[What is being asked]
Find the lines holding "SVJC" and copy them.

— start —

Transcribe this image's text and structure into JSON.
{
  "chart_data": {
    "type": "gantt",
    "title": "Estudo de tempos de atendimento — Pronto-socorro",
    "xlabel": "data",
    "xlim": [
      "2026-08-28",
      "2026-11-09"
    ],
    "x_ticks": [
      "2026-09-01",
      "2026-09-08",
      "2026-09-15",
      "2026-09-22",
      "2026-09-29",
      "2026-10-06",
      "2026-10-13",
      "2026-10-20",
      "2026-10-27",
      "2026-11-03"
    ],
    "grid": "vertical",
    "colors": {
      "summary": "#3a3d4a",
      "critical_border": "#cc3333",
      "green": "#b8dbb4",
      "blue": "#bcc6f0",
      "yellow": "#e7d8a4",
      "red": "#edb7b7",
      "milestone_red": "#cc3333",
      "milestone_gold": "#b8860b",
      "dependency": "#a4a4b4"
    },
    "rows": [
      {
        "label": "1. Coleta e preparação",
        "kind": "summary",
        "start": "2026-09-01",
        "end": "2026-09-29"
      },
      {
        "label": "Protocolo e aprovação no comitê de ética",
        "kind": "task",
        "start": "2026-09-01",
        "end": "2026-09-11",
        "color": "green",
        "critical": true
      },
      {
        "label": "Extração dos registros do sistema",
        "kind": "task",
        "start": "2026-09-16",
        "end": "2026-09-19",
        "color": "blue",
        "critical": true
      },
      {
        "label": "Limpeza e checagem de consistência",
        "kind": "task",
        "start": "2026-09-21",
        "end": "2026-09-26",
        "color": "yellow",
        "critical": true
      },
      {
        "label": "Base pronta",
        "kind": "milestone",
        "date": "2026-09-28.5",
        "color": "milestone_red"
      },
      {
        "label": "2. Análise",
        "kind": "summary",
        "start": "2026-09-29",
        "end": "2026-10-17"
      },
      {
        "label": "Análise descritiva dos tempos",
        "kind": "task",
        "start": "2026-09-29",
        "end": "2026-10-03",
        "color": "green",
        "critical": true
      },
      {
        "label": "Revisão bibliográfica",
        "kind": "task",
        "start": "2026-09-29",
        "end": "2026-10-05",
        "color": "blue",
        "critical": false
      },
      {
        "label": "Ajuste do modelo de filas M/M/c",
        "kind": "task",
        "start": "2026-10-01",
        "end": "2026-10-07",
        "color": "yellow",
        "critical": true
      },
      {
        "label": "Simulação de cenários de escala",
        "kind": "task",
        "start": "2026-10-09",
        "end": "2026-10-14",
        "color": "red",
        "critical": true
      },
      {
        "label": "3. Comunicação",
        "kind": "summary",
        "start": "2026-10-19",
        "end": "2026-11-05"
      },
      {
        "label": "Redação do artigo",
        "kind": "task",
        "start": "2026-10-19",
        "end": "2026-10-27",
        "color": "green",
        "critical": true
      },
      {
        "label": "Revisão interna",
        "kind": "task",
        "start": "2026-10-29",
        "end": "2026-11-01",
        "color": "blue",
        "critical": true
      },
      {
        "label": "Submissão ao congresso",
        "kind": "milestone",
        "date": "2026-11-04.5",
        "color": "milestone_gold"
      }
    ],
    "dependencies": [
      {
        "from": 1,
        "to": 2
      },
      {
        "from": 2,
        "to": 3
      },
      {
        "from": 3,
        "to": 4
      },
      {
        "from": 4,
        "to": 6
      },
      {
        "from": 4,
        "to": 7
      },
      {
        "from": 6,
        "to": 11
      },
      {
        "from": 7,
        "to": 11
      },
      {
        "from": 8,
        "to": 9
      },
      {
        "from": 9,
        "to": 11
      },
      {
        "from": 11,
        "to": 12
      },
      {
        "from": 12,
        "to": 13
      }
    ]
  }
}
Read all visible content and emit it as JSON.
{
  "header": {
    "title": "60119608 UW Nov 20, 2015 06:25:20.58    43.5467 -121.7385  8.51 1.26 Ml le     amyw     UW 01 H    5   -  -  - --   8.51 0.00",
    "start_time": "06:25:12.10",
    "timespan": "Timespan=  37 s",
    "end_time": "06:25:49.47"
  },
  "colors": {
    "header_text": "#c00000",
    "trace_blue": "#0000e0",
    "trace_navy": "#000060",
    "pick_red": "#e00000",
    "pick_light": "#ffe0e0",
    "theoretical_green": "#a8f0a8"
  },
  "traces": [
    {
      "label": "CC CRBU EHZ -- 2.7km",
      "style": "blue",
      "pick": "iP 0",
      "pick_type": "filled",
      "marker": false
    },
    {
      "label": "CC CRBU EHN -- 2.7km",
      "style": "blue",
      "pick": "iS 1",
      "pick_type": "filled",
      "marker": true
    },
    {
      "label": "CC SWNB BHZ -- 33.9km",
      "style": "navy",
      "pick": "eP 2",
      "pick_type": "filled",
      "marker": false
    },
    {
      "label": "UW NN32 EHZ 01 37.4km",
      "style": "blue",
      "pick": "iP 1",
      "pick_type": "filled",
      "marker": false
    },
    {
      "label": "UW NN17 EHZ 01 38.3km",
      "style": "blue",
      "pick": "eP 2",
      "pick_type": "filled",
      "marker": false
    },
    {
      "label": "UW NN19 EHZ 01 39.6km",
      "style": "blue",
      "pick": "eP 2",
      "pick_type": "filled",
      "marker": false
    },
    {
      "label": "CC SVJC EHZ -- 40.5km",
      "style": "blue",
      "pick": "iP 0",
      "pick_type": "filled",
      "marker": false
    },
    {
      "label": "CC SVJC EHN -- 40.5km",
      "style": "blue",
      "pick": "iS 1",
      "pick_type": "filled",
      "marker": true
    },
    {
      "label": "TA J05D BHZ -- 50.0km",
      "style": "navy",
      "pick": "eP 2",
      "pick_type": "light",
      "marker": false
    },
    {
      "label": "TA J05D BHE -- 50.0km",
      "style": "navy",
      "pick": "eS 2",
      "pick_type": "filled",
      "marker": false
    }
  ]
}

— end —

[Task response]
      "label": "CC SVJC EHZ -- 40.5km",
      "label": "CC SVJC EHN -- 40.5km",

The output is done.